* Begin *

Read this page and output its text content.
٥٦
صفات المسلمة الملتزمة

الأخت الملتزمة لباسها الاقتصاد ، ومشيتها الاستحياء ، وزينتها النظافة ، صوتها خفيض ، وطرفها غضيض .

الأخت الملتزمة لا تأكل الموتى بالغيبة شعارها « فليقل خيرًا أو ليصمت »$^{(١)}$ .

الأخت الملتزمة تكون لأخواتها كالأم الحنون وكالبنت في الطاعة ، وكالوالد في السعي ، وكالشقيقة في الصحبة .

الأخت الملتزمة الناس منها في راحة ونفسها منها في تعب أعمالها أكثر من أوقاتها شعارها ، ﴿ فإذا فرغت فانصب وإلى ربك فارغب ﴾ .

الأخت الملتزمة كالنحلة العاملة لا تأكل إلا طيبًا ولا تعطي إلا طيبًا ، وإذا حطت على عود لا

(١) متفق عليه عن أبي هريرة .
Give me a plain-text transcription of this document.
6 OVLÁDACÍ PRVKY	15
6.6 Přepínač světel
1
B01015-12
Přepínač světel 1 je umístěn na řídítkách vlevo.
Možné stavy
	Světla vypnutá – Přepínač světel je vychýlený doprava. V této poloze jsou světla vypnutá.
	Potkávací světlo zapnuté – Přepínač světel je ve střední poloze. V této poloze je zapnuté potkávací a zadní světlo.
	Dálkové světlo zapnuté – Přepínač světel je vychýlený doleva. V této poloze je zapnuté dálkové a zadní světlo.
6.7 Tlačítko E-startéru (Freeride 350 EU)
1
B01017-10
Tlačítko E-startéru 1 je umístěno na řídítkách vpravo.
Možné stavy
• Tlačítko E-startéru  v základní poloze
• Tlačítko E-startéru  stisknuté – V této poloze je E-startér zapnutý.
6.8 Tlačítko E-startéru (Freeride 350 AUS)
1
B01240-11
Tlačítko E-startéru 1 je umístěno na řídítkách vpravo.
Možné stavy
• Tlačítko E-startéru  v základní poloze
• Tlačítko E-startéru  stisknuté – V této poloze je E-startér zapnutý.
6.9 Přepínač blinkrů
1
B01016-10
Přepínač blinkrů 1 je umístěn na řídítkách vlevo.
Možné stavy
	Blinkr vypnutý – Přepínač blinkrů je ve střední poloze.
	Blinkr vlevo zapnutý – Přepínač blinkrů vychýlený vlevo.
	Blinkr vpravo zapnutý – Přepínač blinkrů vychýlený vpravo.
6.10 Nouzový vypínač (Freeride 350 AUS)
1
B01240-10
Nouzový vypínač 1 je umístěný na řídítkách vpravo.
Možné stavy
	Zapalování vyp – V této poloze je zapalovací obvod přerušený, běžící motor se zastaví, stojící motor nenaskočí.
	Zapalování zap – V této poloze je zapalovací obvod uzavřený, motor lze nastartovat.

* End *

:: DIRECTION ::
Output every entry shown above, exactly.

:: EXERCISE RESPONSE ::
Read this page and output its text content.
٥٦
صفات المسلمة الملتزمة

الأخت الملتزمة لباسها الاقتصاد ، ومشيتها الاستحياء ، وزينتها النظافة ، صوتها خفيض ، وطرفها غضيض .

الأخت الملتزمة لا تأكل الموتى بالغيبة شعارها « فليقل خيرًا أو ليصمت »$^{(١)}$ .

الأخت الملتزمة تكون لأخواتها كالأم الحنون وكالبنت في الطاعة ، وكالوالد في السعي ، وكالشقيقة في الصحبة .

الأخت الملتزمة الناس منها في راحة ونفسها منها في تعب أعمالها أكثر من أوقاتها شعارها ، ﴿ فإذا فرغت فانصب وإلى ربك فارغب ﴾ .

الأخت الملتزمة كالنحلة العاملة لا تأكل إلا طيبًا ولا تعطي إلا طيبًا ، وإذا حطت على عود لا

(١) متفق عليه عن أبي هريرة .
Give me a plain-text transcription of this document.
6 OVLÁDACÍ PRVKY	15
6.6 Přepínač světel
1
B01015-12
Přepínač světel 1 je umístěn na řídítkách vlevo.
Možné stavy
	Světla vypnutá – Přepínač světel je vychýlený doprava. V této poloze jsou světla vypnutá.
	Potkávací světlo zapnuté – Přepínač světel je ve střední poloze. V této poloze je zapnuté potkávací a zadní světlo.
	Dálkové světlo zapnuté – Přepínač světel je vychýlený doleva. V této poloze je zapnuté dálkové a zadní světlo.
6.7 Tlačítko E-startéru (Freeride 350 EU)
1
B01017-10
Tlačítko E-startéru 1 je umístěno na řídítkách vpravo.
Možné stavy
• Tlačítko E-startéru  v základní poloze
• Tlačítko E-startéru  stisknuté – V této poloze je E-startér zapnutý.
6.8 Tlačítko E-startéru (Freeride 350 AUS)
1
B01240-11
Tlačítko E-startéru 1 je umístěno na řídítkách vpravo.
Možné stavy
• Tlačítko E-startéru  v základní poloze
• Tlačítko E-startéru  stisknuté – V této poloze je E-startér zapnutý.
6.9 Přepínač blinkrů
1
B01016-10
Přepínač blinkrů 1 je umístěn na řídítkách vlevo.
Možné stavy
	Blinkr vypnutý – Přepínač blinkrů je ve střední poloze.
	Blinkr vlevo zapnutý – Přepínač blinkrů vychýlený vlevo.
	Blinkr vpravo zapnutý – Přepínač blinkrů vychýlený vpravo.
6.10 Nouzový vypínač (Freeride 350 AUS)
1
B01240-10
Nouzový vypínač 1 je umístěný na řídítkách vpravo.
Možné stavy
	Zapalování vyp – V této poloze je zapalovací obvod přerušený, běžící motor se zastaví, stojící motor nenaskočí.
	Zapalování zap – V této poloze je zapalovací obvod uzavřený, motor lze nastartovat.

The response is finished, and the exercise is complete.